• [Material for this task]
[start]
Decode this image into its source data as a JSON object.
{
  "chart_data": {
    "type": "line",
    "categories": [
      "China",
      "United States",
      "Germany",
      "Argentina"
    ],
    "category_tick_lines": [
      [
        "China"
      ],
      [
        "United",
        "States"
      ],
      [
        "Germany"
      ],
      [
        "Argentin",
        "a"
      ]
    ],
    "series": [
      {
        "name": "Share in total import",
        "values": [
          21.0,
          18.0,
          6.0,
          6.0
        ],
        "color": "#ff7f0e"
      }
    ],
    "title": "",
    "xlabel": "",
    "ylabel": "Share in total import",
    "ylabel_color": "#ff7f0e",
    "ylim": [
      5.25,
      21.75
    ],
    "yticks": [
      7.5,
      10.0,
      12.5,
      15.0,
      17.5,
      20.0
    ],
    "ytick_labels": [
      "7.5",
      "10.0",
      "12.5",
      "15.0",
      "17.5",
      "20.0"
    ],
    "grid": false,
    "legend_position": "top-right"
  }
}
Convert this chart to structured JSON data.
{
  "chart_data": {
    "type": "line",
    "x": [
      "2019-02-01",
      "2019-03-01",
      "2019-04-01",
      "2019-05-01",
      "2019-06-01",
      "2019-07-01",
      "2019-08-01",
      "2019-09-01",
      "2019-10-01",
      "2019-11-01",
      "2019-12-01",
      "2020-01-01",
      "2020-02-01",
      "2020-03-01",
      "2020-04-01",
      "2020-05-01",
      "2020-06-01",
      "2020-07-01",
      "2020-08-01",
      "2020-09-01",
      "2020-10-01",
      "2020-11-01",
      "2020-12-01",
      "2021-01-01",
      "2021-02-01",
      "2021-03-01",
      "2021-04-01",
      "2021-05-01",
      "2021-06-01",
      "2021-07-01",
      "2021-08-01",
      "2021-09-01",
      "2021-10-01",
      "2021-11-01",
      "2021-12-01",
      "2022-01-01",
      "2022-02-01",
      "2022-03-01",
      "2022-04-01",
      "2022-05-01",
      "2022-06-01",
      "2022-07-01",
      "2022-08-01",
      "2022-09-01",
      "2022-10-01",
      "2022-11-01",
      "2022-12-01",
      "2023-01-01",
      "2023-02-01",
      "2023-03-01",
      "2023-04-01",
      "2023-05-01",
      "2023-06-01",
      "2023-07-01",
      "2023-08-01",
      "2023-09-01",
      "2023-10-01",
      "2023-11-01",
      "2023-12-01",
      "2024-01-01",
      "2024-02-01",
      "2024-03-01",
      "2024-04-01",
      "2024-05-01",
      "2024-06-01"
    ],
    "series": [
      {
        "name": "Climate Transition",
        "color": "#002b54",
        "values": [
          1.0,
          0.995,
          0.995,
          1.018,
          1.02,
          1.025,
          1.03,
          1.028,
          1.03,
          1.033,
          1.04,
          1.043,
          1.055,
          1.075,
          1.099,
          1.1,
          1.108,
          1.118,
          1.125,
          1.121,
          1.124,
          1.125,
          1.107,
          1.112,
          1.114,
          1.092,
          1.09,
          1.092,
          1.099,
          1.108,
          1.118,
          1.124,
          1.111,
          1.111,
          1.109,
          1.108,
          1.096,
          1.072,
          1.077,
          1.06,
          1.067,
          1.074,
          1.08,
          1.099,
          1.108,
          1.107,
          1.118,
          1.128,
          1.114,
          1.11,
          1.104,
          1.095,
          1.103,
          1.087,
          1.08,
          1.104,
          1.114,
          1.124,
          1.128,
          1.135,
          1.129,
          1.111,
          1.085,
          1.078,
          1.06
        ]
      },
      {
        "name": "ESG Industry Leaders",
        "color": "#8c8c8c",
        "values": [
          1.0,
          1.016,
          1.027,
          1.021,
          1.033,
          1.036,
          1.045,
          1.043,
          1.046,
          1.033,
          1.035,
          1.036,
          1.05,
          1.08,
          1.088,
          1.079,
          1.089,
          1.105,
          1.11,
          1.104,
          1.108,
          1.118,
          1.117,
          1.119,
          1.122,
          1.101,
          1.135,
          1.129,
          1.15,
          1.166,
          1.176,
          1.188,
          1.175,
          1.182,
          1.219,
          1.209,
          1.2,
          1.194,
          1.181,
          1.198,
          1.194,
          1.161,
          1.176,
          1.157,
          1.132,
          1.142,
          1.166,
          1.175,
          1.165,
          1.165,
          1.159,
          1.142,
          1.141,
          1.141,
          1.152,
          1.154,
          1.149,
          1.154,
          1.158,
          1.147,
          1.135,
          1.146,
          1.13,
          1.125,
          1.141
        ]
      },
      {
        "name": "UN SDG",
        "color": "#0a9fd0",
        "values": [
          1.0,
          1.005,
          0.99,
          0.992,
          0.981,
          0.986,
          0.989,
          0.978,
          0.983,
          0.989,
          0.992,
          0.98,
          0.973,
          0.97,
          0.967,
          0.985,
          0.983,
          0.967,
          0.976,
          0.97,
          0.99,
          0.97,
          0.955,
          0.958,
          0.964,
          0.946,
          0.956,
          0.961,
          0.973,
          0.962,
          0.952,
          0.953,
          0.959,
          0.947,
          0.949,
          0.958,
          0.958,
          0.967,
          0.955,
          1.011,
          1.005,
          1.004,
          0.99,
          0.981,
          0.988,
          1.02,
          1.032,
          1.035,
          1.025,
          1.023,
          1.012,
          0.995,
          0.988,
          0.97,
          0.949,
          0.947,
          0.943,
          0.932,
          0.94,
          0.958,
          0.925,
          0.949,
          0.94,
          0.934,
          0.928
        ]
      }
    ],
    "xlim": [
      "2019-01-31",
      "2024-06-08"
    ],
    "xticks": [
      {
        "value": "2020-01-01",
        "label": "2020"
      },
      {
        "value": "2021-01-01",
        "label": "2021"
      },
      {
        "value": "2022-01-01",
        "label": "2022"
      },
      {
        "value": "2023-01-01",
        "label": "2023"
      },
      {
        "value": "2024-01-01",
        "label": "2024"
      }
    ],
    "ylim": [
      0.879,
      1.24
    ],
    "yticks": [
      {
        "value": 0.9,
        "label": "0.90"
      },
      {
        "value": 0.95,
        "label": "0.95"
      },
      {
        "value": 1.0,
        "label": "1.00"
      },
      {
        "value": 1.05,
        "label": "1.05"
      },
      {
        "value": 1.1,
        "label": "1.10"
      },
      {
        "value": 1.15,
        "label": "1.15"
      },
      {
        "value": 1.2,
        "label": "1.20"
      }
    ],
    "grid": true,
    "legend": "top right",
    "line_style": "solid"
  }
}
[end]
• [What needs to be done] Retype the entries one by one, exactly.

• [Written answer]
Decode this image into its source data as a JSON object.
{
  "chart_data": {
    "type": "line",
    "categories": [
      "China",
      "United States",
      "Germany",
      "Argentina"
    ],
    "category_tick_lines": [
      [
        "China"
      ],
      [
        "United",
        "States"
      ],
      [
        "Germany"
      ],
      [
        "Argentin",
        "a"
      ]
    ],
    "series": [
      {
        "name": "Share in total import",
        "values": [
          21.0,
          18.0,
          6.0,
          6.0
        ],
        "color": "#ff7f0e"
      }
    ],
    "title": "",
    "xlabel": "",
    "ylabel": "Share in total import",
    "ylabel_color": "#ff7f0e",
    "ylim": [
      5.25,
      21.75
    ],
    "yticks": [
      7.5,
      10.0,
      12.5,
      15.0,
      17.5,
      20.0
    ],
    "ytick_labels": [
      "7.5",
      "10.0",
      "12.5",
      "15.0",
      "17.5",
      "20.0"
    ],
    "grid": false,
    "legend_position": "top-right"
  }
}
Convert this chart to structured JSON data.
{
  "chart_data": {
    "type": "line",
    "x": [
      "2019-02-01",
      "2019-03-01",
      "2019-04-01",
      "2019-05-01",
      "2019-06-01",
      "2019-07-01",
      "2019-08-01",
      "2019-09-01",
      "2019-10-01",
      "2019-11-01",
      "2019-12-01",
      "2020-01-01",
      "2020-02-01",
      "2020-03-01",
      "2020-04-01",
      "2020-05-01",
      "2020-06-01",
      "2020-07-01",
      "2020-08-01",
      "2020-09-01",
      "2020-10-01",
      "2020-11-01",
      "2020-12-01",
      "2021-01-01",
      "2021-02-01",
      "2021-03-01",
      "2021-04-01",
      "2021-05-01",
      "2021-06-01",
      "2021-07-01",
      "2021-08-01",
      "2021-09-01",
      "2021-10-01",
      "2021-11-01",
      "2021-12-01",
      "2022-01-01",
      "2022-02-01",
      "2022-03-01",
      "2022-04-01",
      "2022-05-01",
      "2022-06-01",
      "2022-07-01",
      "2022-08-01",
      "2022-09-01",
      "2022-10-01",
      "2022-11-01",
      "2022-12-01",
      "2023-01-01",
      "2023-02-01",
      "2023-03-01",
      "2023-04-01",
      "2023-05-01",
      "2023-06-01",
      "2023-07-01",
      "2023-08-01",
      "2023-09-01",
      "2023-10-01",
      "2023-11-01",
      "2023-12-01",
      "2024-01-01",
      "2024-02-01",
      "2024-03-01",
      "2024-04-01",
      "2024-05-01",
      "2024-06-01"
    ],
    "series": [
      {
        "name": "Climate Transition",
        "color": "#002b54",
        "values": [
          1.0,
          0.995,
          0.995,
          1.018,
          1.02,
          1.025,
          1.03,
          1.028,
          1.03,
          1.033,
          1.04,
          1.043,
          1.055,
          1.075,
          1.099,
          1.1,
          1.108,
          1.118,
          1.125,
          1.121,
          1.124,
          1.125,
          1.107,
          1.112,
          1.114,
          1.092,
          1.09,
          1.092,
          1.099,
          1.108,
          1.118,
          1.124,
          1.111,
          1.111,
          1.109,
          1.108,
          1.096,
          1.072,
          1.077,
          1.06,
          1.067,
          1.074,
          1.08,
          1.099,
          1.108,
          1.107,
          1.118,
          1.128,
          1.114,
          1.11,
          1.104,
          1.095,
          1.103,
          1.087,
          1.08,
          1.104,
          1.114,
          1.124,
          1.128,
          1.135,
          1.129,
          1.111,
          1.085,
          1.078,
          1.06
        ]
      },
      {
        "name": "ESG Industry Leaders",
        "color": "#8c8c8c",
        "values": [
          1.0,
          1.016,
          1.027,
          1.021,
          1.033,
          1.036,
          1.045,
          1.043,
          1.046,
          1.033,
          1.035,
          1.036,
          1.05,
          1.08,
          1.088,
          1.079,
          1.089,
          1.105,
          1.11,
          1.104,
          1.108,
          1.118,
          1.117,
          1.119,
          1.122,
          1.101,
          1.135,
          1.129,
          1.15,
          1.166,
          1.176,
          1.188,
          1.175,
          1.182,
          1.219,
          1.209,
          1.2,
          1.194,
          1.181,
          1.198,
          1.194,
          1.161,
          1.176,
          1.157,
          1.132,
          1.142,
          1.166,
          1.175,
          1.165,
          1.165,
          1.159,
          1.142,
          1.141,
          1.141,
          1.152,
          1.154,
          1.149,
          1.154,
          1.158,
          1.147,
          1.135,
          1.146,
          1.13,
          1.125,
          1.141
        ]
      },
      {
        "name": "UN SDG",
        "color": "#0a9fd0",
        "values": [
          1.0,
          1.005,
          0.99,
          0.992,
          0.981,
          0.986,
          0.989,
          0.978,
          0.983,
          0.989,
          0.992,
          0.98,
          0.973,
          0.97,
          0.967,
          0.985,
          0.983,
          0.967,
          0.976,
          0.97,
          0.99,
          0.97,
          0.955,
          0.958,
          0.964,
          0.946,
          0.956,
          0.961,
          0.973,
          0.962,
          0.952,
          0.953,
          0.959,
          0.947,
          0.949,
          0.958,
          0.958,
          0.967,
          0.955,
          1.011,
          1.005,
          1.004,
          0.99,
          0.981,
          0.988,
          1.02,
          1.032,
          1.035,
          1.025,
          1.023,
          1.012,
          0.995,
          0.988,
          0.97,
          0.949,
          0.947,
          0.943,
          0.932,
          0.94,
          0.958,
          0.925,
          0.949,
          0.94,
          0.934,
          0.928
        ]
      }
    ],
    "xlim": [
      "2019-01-31",
      "2024-06-08"
    ],
    "xticks": [
      {
        "value": "2020-01-01",
        "label": "2020"
      },
      {
        "value": "2021-01-01",
        "label": "2021"
      },
      {
        "value": "2022-01-01",
        "label": "2022"
      },
      {
        "value": "2023-01-01",
        "label": "2023"
      },
      {
        "value": "2024-01-01",
        "label": "2024"
      }
    ],
    "ylim": [
      0.879,
      1.24
    ],
    "yticks": [
      {
        "value": 0.9,
        "label": "0.90"
      },
      {
        "value": 0.95,
        "label": "0.95"
      },
      {
        "value": 1.0,
        "label": "1.00"
      },
      {
        "value": 1.05,
        "label": "1.05"
      },
      {
        "value": 1.1,
        "label": "1.10"
      },
      {
        "value": 1.15,
        "label": "1.15"
      },
      {
        "value": 1.2,
        "label": "1.20"
      }
    ],
    "grid": true,
    "legend": "top right",
    "line_style": "solid"
  }
}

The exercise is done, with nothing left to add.